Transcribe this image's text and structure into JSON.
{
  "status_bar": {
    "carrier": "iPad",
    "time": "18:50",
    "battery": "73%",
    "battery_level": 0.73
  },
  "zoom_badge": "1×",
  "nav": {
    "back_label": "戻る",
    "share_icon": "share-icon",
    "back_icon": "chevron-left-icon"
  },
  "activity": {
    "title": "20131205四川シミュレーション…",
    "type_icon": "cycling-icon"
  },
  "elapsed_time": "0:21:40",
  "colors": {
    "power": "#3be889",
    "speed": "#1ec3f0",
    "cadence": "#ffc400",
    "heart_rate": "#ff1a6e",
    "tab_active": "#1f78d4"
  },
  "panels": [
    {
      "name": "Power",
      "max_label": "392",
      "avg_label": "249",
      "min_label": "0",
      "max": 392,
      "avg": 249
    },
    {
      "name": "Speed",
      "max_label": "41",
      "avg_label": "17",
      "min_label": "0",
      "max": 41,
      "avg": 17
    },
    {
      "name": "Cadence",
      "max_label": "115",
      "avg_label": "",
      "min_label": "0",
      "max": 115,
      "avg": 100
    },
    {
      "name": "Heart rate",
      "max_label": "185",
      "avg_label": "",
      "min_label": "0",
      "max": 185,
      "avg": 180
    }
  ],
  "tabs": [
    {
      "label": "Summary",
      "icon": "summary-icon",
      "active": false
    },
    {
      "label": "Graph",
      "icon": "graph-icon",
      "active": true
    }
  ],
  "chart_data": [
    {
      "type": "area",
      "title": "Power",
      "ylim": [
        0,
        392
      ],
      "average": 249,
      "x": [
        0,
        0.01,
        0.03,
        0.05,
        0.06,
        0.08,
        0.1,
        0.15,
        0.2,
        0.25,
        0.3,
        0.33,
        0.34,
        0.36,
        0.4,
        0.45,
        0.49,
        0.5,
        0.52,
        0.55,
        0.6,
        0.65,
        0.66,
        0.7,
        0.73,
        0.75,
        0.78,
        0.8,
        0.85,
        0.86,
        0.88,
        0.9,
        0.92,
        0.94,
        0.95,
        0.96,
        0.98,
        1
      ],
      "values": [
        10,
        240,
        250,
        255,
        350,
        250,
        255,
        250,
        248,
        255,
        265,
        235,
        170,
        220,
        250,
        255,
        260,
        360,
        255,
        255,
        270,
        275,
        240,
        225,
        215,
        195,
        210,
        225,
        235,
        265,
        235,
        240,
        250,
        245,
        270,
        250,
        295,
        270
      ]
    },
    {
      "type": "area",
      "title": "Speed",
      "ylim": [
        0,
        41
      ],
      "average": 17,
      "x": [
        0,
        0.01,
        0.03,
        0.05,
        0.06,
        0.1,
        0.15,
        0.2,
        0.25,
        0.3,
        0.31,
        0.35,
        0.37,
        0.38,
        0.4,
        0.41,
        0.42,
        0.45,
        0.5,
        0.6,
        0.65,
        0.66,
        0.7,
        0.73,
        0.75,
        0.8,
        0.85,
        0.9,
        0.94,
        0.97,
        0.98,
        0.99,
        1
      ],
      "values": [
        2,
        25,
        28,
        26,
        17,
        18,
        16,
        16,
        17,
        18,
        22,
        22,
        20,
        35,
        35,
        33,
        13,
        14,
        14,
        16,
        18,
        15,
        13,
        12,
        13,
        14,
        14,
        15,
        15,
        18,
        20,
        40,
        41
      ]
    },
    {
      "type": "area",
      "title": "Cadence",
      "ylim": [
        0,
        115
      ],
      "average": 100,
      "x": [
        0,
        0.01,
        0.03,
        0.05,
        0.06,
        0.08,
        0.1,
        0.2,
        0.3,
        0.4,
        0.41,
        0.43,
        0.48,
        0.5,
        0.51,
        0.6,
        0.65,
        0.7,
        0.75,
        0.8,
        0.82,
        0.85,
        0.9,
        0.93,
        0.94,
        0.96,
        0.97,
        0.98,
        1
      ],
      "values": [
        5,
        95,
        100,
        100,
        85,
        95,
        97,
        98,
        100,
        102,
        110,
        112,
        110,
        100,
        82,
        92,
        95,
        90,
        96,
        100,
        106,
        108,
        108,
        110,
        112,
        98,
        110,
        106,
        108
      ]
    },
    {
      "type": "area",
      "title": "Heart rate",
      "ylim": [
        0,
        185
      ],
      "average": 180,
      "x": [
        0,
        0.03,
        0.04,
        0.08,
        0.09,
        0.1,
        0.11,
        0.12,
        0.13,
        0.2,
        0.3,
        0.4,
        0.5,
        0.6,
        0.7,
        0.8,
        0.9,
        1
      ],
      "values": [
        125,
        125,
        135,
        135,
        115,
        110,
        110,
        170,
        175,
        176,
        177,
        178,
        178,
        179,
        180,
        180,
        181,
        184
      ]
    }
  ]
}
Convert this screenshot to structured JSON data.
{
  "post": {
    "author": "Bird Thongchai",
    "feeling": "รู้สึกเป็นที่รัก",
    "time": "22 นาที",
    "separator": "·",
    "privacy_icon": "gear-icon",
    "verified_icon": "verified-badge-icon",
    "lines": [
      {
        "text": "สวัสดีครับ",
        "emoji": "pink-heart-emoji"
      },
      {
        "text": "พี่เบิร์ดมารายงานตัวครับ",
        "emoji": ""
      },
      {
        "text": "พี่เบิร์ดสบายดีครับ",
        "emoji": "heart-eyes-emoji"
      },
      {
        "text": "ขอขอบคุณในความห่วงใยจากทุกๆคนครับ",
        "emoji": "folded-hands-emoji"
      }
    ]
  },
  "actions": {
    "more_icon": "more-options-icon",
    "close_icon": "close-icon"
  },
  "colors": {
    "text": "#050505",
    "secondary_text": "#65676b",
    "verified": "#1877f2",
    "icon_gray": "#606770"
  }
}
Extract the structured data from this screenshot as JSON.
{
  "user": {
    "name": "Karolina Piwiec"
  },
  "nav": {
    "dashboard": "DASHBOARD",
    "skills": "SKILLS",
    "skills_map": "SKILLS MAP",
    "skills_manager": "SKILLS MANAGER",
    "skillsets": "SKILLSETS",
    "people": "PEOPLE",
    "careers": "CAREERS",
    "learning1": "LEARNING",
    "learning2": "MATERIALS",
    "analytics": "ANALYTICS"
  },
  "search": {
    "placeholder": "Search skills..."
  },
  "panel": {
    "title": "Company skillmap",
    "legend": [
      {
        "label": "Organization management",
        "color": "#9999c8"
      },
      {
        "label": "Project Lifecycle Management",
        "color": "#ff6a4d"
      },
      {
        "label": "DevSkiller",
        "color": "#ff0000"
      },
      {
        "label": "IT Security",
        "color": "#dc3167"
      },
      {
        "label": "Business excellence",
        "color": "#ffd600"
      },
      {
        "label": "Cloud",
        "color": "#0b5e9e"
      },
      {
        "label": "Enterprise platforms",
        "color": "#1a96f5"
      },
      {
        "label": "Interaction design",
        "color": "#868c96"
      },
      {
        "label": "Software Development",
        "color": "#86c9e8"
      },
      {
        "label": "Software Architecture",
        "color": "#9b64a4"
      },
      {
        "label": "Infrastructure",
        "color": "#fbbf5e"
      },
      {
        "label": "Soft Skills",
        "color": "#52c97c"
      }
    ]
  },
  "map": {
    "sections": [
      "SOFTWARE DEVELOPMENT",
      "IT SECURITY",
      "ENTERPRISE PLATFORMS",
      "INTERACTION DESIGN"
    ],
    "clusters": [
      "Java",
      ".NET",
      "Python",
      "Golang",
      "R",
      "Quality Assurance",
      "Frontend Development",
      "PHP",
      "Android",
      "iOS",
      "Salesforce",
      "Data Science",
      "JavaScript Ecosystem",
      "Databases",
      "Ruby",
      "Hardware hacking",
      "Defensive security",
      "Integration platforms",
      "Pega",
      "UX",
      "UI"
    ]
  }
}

☆ ☆ ☆ ☆ ☆ ☆ ☆

**DESCRIPTION OF THE TASK:**
Return all lines containing "name".

**SOLUTION:**
      "name": "Power",
      "name": "Speed",
      "name": "Cadence",
      "name": "Heart rate",
    "name": "Karolina Piwiec"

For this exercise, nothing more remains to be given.